Requirement
Collect each line of the entries that holds the string "JSON".

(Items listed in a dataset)
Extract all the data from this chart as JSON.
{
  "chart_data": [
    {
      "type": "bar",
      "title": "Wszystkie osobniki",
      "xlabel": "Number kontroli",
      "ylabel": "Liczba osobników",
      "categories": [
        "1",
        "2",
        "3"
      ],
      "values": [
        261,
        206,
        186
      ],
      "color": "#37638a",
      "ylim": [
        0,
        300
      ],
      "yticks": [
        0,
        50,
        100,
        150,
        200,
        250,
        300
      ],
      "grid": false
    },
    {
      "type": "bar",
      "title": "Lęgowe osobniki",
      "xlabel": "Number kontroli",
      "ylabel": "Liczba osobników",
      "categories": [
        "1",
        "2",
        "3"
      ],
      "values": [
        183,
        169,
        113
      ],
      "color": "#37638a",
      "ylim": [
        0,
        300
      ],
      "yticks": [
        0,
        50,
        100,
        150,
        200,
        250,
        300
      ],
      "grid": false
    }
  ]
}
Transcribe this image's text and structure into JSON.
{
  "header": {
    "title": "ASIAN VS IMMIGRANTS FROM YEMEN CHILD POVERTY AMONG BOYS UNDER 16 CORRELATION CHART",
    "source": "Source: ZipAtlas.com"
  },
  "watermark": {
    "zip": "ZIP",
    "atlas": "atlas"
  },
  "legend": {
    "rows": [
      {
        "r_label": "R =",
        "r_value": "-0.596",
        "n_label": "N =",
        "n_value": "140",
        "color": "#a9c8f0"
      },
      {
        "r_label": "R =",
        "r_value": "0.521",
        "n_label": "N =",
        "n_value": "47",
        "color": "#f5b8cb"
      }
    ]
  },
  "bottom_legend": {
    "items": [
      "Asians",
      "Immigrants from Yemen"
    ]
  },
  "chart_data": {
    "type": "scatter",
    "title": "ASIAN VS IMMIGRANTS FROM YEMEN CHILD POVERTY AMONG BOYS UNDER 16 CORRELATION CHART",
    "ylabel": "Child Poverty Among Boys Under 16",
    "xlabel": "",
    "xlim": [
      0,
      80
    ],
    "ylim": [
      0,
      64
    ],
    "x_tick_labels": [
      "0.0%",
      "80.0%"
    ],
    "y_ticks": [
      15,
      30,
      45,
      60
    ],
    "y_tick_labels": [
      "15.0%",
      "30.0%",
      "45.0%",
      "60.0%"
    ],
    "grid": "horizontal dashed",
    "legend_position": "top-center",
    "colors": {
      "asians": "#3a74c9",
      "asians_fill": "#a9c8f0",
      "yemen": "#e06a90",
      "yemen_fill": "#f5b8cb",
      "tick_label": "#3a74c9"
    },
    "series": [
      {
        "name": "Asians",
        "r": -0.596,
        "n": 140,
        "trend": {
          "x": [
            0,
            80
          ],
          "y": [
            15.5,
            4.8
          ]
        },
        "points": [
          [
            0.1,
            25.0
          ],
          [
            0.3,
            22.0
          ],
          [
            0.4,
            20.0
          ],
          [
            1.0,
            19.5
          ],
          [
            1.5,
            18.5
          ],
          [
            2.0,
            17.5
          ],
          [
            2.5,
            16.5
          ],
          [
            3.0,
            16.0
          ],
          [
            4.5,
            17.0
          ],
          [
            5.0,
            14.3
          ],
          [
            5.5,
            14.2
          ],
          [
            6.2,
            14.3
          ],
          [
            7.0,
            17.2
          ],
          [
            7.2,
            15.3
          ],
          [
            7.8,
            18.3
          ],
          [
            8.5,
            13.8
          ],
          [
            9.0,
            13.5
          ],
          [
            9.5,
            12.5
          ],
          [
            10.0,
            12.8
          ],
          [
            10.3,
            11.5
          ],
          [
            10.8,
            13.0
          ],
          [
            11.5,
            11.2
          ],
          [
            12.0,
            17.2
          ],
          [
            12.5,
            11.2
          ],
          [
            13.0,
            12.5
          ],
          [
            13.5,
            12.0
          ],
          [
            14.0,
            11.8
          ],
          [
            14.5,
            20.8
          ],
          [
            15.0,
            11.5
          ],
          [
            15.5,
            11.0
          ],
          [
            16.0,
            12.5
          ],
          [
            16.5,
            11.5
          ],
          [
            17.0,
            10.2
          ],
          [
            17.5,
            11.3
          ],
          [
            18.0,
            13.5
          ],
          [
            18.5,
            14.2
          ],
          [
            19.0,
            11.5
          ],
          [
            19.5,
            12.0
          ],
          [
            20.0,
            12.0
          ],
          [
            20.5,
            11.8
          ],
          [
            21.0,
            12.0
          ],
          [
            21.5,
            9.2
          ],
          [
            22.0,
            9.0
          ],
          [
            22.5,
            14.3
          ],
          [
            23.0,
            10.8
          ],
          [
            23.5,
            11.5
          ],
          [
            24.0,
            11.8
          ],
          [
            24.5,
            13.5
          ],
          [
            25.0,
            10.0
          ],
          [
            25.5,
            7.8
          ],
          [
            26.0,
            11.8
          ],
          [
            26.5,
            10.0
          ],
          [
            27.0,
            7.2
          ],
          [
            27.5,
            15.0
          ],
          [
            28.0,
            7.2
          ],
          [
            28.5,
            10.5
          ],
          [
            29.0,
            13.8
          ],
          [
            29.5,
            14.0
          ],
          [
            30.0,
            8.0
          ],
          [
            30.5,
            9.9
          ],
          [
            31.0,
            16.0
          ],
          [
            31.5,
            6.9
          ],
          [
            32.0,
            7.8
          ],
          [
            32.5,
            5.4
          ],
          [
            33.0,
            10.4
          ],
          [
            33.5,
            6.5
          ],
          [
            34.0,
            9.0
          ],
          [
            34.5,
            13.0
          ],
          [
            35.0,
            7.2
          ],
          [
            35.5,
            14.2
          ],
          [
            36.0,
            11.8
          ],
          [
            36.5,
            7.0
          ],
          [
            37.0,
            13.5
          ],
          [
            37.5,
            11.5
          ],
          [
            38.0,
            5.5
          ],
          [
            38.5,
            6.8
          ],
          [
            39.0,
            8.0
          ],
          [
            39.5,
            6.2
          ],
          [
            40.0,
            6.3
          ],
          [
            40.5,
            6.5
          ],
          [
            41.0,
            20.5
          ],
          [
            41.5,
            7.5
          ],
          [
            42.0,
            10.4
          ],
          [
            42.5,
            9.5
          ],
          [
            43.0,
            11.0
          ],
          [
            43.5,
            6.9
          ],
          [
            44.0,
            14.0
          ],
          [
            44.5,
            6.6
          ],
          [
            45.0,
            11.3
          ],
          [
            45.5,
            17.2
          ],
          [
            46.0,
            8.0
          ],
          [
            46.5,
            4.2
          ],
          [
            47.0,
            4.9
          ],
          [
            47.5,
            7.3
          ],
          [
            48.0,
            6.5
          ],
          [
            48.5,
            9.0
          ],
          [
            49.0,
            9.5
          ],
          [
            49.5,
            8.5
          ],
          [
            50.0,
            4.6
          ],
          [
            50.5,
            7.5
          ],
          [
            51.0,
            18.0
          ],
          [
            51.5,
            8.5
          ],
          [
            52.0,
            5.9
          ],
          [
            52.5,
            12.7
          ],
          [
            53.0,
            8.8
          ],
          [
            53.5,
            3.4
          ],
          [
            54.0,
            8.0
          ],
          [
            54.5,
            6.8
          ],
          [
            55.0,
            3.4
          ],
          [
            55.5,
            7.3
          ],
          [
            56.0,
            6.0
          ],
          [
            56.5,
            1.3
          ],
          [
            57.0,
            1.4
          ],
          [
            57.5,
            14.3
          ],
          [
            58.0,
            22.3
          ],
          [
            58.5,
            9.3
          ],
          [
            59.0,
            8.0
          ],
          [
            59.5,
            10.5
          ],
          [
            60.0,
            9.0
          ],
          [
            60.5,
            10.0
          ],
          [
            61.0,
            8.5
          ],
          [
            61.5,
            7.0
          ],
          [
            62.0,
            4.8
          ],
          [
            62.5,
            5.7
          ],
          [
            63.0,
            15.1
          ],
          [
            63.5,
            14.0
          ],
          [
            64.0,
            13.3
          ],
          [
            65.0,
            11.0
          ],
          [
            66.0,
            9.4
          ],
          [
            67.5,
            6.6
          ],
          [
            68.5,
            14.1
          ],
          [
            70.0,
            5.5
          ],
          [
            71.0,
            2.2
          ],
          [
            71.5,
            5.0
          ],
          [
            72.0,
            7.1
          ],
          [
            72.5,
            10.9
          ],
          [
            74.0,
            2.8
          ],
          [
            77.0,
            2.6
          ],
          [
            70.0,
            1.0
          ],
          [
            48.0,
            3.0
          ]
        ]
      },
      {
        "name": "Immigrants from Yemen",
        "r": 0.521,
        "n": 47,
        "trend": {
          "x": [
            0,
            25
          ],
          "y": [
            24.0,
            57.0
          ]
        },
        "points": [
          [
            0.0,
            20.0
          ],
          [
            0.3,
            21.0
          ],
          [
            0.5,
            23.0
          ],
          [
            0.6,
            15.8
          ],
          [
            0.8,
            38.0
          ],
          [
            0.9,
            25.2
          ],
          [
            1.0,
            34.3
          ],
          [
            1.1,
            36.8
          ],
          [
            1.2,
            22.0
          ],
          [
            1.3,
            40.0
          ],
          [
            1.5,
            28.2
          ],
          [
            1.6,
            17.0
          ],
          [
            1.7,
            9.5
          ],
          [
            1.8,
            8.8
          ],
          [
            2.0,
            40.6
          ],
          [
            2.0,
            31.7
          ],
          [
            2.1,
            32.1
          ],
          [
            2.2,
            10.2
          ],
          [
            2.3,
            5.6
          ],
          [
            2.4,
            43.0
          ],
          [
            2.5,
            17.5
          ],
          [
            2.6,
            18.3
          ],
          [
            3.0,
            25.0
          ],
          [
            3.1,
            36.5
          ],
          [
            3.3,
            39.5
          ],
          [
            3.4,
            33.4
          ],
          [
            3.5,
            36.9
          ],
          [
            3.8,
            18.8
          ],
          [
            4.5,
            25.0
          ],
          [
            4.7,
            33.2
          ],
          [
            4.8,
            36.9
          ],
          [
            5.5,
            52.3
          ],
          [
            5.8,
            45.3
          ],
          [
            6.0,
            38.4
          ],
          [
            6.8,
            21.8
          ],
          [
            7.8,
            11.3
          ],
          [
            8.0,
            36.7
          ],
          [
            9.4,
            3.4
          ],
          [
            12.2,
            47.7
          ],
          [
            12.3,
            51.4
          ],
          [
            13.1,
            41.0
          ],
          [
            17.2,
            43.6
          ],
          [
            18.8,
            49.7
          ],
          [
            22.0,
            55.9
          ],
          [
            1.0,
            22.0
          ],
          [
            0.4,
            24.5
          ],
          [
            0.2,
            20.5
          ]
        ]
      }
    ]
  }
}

Response
Extract all the data from this chart as JSON.
Transcribe this image's text and structure into JSON.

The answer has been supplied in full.